Cut the permanent rods to the appropriate length. Attach it to the screws per the hardware system.

This technique is most reliable when reduction has already been achieved and provisionally stabilized for example with iliosacral screws. Spinopelvic fixation is therefore primarily being used as neutralization construct.

However, additional contouring of the rod may be necessary to achieve indirect reduction. This might consist of both under and over bending.

The final rod is prepared and attached to the pedicle screws bilaterally.

spinopelvic fixation

The construct should be further stabilized by the insertion of 1-2 transverse connectors at the level of the sacrum.


9. X-rays

After completion of internal fixation, confirm the final reduction and hardware position intraoperatively by AP, inlet and outlet radiographic imaging.

spinopelvic fixation

10. Aftercare following open reduction and fixation

Postoperative blood test

After sacral surgery, routine hemoglobin and electrolyte check out should be performed the first day after surgery and corrected if necessary.


Adequate analgesia is important. Non pharmacologic pain management should be considered as well (eg. local cooling and psychological support).


Prophylaxis for deep vein thrombosis (DVT) and pulmonary embolus is routine unless contraindicated. The optimal duration of DVT prophylaxis in this setting remains unproven, but in general it should be continued until the patient can actively walk (typically 4-6 weeks).


Drains, if used, are usually removed after 48 hours.

Wound dressing

Dressings should be removed and wounds checked after 48h, with wound care according to surgeon's preference.


The following guidelines regarding physiotherapy must be adapted to the individual patient and injury.

  • It is important that the surgeon decide how much mechanical loading is appropriate for each patient's pelvic ring fixation. This must be communicated to physical therapy and nursing staff.
  • For all patients, proper respiratory physiotherapy can help to prevent pulmonary complications and is highly recommended.
    Upper extremity and bed mobility exercises should begin as soon as possible, with protection against pelvic loading as necessary.
  • Mobilization can usually begin the day after surgery unless significant instability is present.
    Generally, the patient can start to sit the first day after surgery and begin passive and active assisted exercises.
  • Patients who are treated with spino pelvic fixation constructs are typically allowed to bear weight as tolerated unless precluded by other injuries.
- - -
**ACTION ITEM A**
In the spinopelvic fixation text, how soon after surgery are drains, if used, usually removed?
**ACTION ITEM B**
Shorten the paragraph of the spinopelvic fixation text that begins "Prophylaxis for deep vein thrombosis" while keeping its main facts.
**ACTION ITEM C**
Go on with the spinopelvic fixation text from its last sentence, keeping its style and subject.

**DATA PROVIDED**
- - -
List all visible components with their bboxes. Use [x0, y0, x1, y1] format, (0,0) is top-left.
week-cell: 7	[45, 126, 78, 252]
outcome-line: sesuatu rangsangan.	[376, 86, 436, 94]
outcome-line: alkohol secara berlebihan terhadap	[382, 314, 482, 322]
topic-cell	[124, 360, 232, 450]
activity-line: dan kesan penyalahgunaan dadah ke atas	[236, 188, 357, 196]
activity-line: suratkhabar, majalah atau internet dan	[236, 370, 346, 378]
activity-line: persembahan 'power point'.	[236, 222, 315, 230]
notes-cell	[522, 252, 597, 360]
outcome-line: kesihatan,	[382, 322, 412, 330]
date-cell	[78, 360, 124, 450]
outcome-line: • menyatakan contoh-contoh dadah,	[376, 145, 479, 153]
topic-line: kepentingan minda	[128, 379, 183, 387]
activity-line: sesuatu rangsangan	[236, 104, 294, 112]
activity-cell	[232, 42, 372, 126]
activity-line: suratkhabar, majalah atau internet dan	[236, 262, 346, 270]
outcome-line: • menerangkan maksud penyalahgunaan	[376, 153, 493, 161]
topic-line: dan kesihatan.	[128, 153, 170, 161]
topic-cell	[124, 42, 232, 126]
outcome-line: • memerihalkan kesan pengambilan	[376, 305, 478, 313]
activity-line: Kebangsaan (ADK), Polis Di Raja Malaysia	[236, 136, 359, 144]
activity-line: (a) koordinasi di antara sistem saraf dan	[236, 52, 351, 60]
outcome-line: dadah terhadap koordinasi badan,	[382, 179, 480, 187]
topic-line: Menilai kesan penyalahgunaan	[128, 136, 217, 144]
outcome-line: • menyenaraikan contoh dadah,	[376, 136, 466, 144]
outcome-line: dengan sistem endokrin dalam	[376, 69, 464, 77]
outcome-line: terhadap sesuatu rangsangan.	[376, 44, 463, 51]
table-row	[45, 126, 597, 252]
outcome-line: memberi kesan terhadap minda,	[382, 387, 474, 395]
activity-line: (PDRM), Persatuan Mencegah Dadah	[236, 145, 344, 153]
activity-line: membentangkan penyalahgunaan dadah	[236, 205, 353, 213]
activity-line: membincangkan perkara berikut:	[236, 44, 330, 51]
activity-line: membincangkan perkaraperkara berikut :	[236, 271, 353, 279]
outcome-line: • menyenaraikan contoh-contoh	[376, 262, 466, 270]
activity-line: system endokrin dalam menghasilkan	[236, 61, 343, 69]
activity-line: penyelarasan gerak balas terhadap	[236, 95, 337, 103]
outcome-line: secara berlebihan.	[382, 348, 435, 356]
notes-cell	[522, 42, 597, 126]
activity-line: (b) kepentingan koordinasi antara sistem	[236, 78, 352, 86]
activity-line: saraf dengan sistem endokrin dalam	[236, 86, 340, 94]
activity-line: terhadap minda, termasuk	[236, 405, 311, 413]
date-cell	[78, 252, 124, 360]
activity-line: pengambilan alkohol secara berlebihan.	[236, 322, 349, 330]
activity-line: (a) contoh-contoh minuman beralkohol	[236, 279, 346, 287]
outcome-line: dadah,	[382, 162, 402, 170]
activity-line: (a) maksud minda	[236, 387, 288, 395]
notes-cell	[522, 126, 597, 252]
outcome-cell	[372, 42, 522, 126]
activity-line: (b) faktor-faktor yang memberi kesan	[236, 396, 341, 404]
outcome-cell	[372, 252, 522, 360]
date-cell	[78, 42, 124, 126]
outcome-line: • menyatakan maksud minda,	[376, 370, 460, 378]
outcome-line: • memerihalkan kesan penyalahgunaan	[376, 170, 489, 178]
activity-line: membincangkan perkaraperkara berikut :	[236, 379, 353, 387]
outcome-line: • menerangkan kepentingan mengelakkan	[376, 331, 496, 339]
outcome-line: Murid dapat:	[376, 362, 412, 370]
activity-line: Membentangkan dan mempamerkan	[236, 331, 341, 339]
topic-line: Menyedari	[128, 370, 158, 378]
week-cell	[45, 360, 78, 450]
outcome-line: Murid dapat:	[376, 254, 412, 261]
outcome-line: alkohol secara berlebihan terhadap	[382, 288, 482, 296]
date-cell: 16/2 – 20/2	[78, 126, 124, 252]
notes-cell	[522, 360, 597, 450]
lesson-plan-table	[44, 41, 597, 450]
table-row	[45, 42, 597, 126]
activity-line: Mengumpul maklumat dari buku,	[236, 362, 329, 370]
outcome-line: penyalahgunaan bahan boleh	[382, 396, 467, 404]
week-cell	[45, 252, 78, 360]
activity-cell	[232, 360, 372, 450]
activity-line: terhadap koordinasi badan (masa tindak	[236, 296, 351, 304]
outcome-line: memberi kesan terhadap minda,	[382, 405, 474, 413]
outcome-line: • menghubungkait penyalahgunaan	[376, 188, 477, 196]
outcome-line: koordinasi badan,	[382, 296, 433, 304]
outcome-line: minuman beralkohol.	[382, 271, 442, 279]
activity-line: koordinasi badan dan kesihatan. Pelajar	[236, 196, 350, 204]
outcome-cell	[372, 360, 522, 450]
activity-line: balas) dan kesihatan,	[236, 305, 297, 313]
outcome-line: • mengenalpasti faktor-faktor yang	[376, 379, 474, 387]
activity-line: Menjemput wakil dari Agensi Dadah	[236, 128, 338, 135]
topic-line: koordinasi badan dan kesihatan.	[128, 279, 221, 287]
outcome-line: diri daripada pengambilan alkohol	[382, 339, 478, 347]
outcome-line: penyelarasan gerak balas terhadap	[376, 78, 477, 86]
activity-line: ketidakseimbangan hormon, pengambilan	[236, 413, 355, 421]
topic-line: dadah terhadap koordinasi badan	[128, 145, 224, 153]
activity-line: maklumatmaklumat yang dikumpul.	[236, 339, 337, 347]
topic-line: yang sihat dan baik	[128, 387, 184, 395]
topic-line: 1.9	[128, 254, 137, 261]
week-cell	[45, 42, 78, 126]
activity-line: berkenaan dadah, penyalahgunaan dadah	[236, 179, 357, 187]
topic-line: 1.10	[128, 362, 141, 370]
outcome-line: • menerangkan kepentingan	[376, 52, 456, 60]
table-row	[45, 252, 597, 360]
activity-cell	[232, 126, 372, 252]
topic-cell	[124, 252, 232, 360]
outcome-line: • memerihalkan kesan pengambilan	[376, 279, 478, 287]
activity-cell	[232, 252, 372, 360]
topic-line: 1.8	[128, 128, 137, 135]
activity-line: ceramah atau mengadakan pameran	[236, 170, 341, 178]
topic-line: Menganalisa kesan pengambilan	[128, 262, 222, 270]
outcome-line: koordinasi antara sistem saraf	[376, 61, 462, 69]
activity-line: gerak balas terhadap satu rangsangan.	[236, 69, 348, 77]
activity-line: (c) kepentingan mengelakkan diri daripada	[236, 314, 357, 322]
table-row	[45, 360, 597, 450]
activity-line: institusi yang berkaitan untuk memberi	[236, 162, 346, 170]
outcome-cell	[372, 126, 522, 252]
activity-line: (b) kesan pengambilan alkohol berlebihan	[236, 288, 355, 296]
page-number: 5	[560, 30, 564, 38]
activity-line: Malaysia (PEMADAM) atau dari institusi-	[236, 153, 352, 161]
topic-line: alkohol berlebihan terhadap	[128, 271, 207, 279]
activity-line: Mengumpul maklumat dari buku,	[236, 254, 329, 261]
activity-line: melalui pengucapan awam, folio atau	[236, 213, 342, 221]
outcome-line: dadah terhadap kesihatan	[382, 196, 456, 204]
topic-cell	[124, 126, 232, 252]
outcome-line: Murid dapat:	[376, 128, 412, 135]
- - -
**WRITTEN RESPONSE A**
Usually after 48 hours.

**WRITTEN RESPONSE B**
DVT and pulmonary embolus prophylaxis is routine unless contraindicated. Its optimal duration is unproven, but it should generally continue until the patient can actively walk, typically 4-6 weeks.

**WRITTEN RESPONSE C**
The following applies to patients treated without spinopelvic fixation:

  • For unilateral injuries, gait training with a walking frame or crutches can begin as soon as the patient is able to stand with limited weight bearing on the unstable side.
  • In unstable unilateral sacral injuries, weight bearing on the injured side should be limited to "touch down" (weight of leg). Assistance with leg lifting in transfers may be necessary.
  • Progressive weight bearing can begin according to anticipated healing. Significant weight bearing is usually possible by 6 weeks but use of crutches may need to be continued for three months.
  • Fracture healing and sacral alignment are monitored by regular X-rays every 4-6 weeks until healing is complete.

Bilateral unstable sacral fractures and spinopelvic dissociation

Extra precautions are necessary for patients with bilateral unstable sacral fractures and spinopelvic dissociation. Physiotherapy of the torso and upper extremity should begin as soon as possible. This enables these patients to become independent in transfer from bed to chair.

Patients with bilateral unstable sacral fractures and spinopelvic dissociation who are treated with spino pelvic fixation constructs are typically allowed to bear weight as tolerated unless precluded by other injuries.

The following applies to patients treated without spinopelvic fixation:

  • For the first few weeks, wheelchair ambulation may be necessary. After 3-4 weeks walking exercises in a swimming pool are started.
  • After 6 weeks, if pain allows, the patient can start walking with a three point gait, with less weight bearing on the more unstable side.

    Full weight bearing is possible after complete healing of the bony or ligamentous legions, typically not before 12 weeks.